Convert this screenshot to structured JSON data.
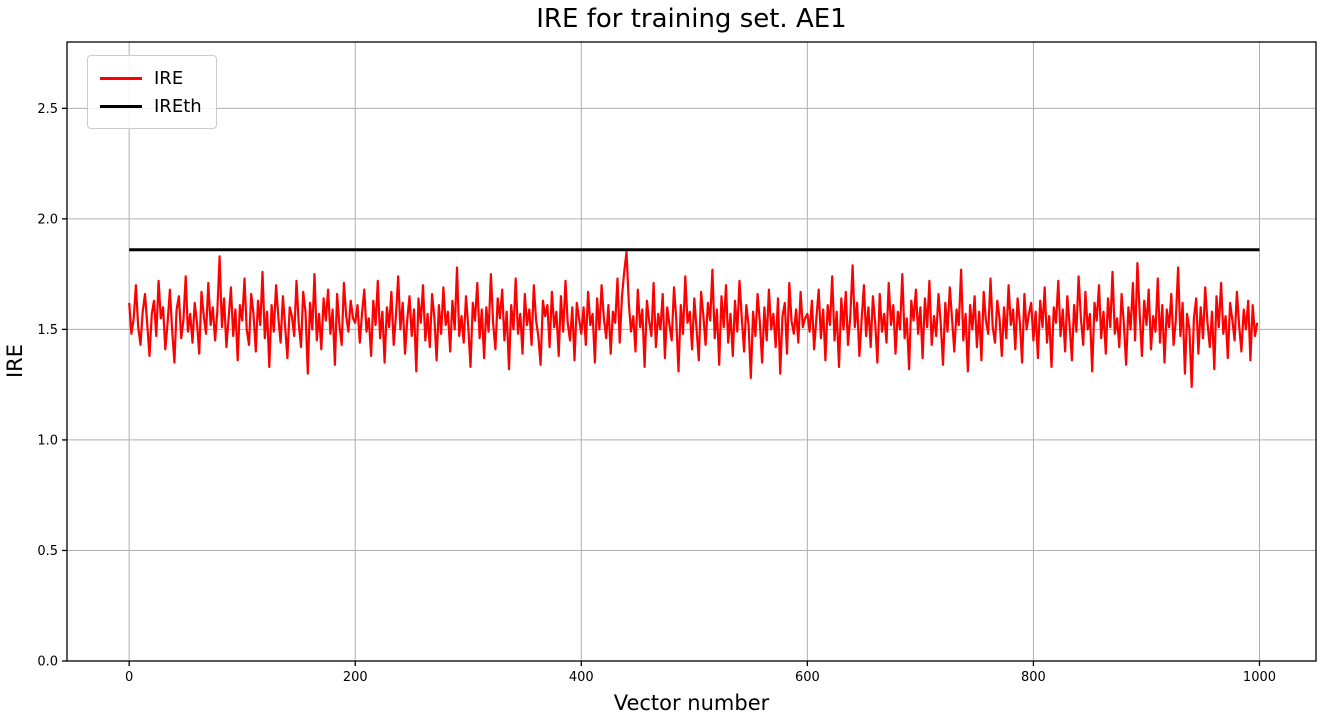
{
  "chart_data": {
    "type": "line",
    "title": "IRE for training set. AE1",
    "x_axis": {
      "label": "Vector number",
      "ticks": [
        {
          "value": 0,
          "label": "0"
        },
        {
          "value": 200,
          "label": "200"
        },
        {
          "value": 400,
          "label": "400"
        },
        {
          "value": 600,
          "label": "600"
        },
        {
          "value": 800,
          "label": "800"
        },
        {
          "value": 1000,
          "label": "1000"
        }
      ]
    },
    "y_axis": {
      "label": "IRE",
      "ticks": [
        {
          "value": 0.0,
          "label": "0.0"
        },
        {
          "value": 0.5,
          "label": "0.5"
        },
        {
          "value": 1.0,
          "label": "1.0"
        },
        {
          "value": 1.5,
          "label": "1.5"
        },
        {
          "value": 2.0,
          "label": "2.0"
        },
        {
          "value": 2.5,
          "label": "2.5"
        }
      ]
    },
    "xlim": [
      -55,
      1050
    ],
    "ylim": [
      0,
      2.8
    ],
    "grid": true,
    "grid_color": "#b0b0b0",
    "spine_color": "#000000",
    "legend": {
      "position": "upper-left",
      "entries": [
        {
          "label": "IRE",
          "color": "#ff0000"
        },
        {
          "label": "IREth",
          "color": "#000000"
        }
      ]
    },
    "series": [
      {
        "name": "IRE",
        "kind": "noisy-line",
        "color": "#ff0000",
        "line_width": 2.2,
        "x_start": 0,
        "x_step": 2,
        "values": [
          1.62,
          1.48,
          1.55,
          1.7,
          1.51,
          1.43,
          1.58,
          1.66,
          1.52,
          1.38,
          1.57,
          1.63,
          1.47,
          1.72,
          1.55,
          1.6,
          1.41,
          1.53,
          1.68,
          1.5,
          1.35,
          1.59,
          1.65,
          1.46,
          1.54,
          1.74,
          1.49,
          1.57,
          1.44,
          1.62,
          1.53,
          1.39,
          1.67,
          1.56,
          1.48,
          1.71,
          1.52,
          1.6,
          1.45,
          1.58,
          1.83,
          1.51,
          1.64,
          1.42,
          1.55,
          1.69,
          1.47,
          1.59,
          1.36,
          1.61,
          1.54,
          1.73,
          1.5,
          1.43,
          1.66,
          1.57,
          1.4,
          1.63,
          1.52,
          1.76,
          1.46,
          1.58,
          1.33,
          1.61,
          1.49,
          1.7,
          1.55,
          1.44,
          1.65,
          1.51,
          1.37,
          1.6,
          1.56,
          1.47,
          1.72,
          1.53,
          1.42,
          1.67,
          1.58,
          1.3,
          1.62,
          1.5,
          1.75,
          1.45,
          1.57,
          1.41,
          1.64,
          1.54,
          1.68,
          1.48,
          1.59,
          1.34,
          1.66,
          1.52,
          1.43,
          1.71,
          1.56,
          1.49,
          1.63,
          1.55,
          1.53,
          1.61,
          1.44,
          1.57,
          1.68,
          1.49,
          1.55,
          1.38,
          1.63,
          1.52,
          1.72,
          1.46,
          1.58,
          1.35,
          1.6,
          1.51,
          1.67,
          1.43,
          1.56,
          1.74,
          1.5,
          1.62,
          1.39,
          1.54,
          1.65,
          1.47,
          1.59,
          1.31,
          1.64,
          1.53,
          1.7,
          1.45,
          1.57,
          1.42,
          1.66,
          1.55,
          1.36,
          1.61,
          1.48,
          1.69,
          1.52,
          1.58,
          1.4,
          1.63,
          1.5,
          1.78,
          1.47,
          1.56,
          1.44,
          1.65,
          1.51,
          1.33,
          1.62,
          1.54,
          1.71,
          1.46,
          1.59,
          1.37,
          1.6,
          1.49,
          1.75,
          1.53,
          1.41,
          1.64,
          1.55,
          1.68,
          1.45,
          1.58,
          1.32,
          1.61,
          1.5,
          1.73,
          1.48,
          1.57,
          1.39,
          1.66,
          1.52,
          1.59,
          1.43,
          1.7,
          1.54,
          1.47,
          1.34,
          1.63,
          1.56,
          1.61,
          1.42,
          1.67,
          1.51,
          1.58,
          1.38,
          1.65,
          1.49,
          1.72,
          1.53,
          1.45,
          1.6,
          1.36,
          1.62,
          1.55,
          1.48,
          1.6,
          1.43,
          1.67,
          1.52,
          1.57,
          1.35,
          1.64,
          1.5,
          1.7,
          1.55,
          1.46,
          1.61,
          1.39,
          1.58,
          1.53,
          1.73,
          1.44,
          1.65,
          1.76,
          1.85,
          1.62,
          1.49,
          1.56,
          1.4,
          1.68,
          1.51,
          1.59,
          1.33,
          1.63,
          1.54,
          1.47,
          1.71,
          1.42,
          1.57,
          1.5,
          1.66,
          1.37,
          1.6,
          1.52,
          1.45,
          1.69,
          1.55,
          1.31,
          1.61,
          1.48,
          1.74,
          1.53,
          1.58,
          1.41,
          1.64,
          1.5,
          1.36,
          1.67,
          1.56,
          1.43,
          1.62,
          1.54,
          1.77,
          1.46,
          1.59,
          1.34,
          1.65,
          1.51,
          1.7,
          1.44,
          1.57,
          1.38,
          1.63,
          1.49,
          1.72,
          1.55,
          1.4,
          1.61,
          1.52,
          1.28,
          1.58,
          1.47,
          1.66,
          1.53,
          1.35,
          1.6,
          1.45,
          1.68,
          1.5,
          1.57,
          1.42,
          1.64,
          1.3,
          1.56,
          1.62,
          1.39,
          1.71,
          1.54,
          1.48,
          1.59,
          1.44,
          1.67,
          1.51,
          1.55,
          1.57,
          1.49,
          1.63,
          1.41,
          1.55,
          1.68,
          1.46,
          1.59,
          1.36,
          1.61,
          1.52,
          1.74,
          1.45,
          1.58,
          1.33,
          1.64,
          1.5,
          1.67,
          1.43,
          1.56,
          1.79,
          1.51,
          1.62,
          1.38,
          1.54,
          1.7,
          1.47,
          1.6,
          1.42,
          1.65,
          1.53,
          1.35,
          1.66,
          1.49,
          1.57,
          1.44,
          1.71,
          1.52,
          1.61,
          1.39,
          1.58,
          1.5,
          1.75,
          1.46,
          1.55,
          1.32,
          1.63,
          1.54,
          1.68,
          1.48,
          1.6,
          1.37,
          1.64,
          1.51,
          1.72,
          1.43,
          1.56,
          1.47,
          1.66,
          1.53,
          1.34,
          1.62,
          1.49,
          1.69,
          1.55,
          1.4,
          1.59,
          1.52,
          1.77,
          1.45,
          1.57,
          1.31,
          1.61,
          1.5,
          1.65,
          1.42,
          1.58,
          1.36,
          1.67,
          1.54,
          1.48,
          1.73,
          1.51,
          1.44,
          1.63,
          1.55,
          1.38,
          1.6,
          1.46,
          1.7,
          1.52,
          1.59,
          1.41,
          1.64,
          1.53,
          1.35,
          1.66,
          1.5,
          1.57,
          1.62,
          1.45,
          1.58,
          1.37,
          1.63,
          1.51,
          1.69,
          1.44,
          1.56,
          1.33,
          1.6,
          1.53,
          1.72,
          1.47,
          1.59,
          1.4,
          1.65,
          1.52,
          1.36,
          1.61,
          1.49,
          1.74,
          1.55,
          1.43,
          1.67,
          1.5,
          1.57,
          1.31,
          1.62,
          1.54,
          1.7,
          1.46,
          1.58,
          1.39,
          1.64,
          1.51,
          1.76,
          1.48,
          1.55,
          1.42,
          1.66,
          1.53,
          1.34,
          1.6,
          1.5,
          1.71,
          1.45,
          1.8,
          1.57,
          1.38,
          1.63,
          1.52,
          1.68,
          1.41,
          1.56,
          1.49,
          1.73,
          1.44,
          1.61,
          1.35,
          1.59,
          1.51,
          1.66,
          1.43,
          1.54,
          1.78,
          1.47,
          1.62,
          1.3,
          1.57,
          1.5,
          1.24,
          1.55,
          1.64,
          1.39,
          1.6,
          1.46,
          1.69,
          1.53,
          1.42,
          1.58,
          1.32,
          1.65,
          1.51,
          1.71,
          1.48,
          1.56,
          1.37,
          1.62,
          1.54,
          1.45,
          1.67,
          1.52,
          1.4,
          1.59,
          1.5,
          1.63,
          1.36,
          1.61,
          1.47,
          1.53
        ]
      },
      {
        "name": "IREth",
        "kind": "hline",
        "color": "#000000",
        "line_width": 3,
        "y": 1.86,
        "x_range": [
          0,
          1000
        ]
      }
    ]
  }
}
##########
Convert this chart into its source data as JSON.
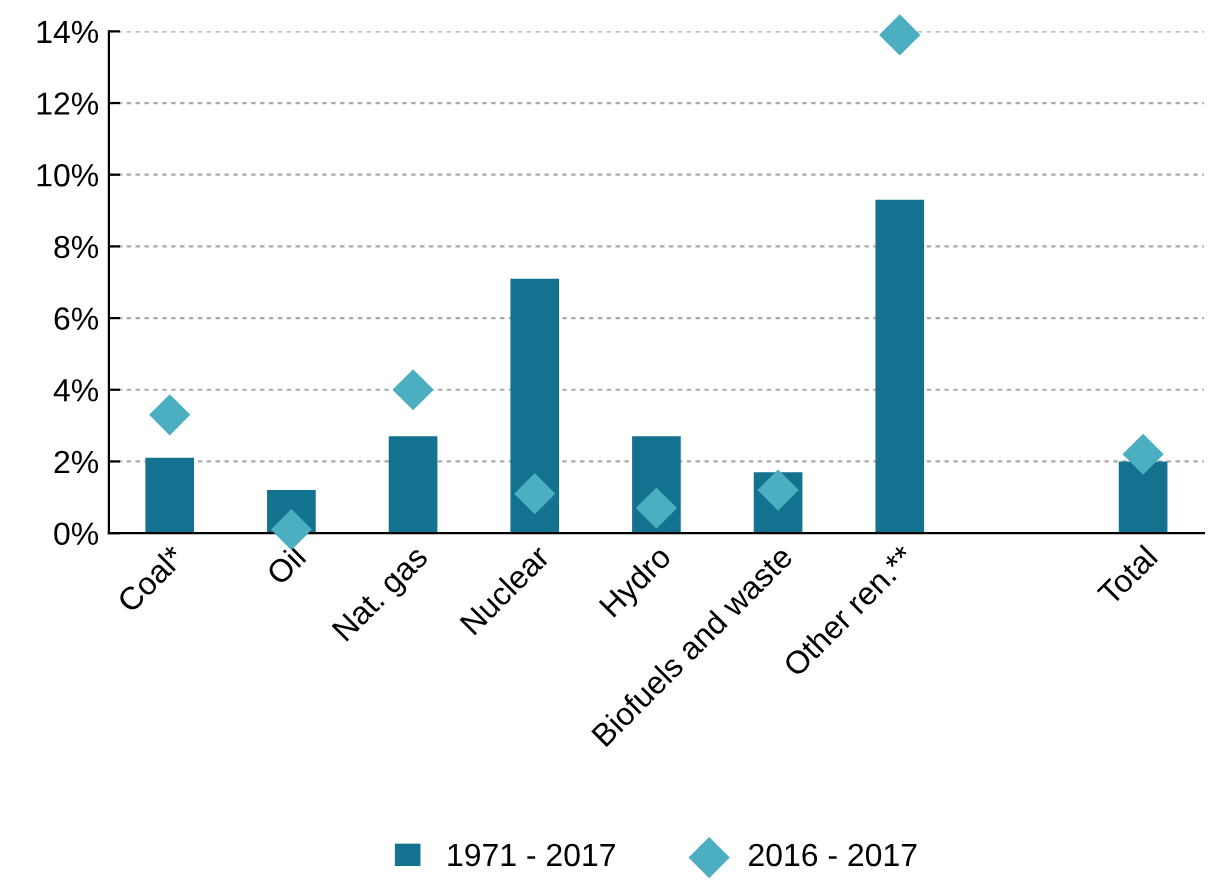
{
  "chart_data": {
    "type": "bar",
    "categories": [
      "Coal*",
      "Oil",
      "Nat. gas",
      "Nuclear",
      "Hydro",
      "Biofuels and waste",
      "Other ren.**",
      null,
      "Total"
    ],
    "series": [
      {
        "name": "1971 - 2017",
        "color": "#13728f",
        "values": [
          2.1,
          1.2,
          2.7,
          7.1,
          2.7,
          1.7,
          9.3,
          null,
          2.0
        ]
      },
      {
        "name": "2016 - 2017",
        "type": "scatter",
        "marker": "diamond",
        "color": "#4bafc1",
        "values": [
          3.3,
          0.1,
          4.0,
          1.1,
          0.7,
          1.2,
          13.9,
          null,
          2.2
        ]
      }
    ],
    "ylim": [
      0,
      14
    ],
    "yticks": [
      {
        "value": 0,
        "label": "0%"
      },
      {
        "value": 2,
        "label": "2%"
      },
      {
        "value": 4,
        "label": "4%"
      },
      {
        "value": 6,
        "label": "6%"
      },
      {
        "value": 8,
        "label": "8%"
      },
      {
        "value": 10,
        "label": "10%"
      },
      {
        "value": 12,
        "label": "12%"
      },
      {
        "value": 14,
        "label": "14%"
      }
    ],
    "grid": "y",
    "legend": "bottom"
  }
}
##########
* **Stated exercise**: Go through the entries above and copy every line containing "this".

* **Written answer**:
Convert this screenshot to structured JSON data.
Convert this chart into its source data as JSON.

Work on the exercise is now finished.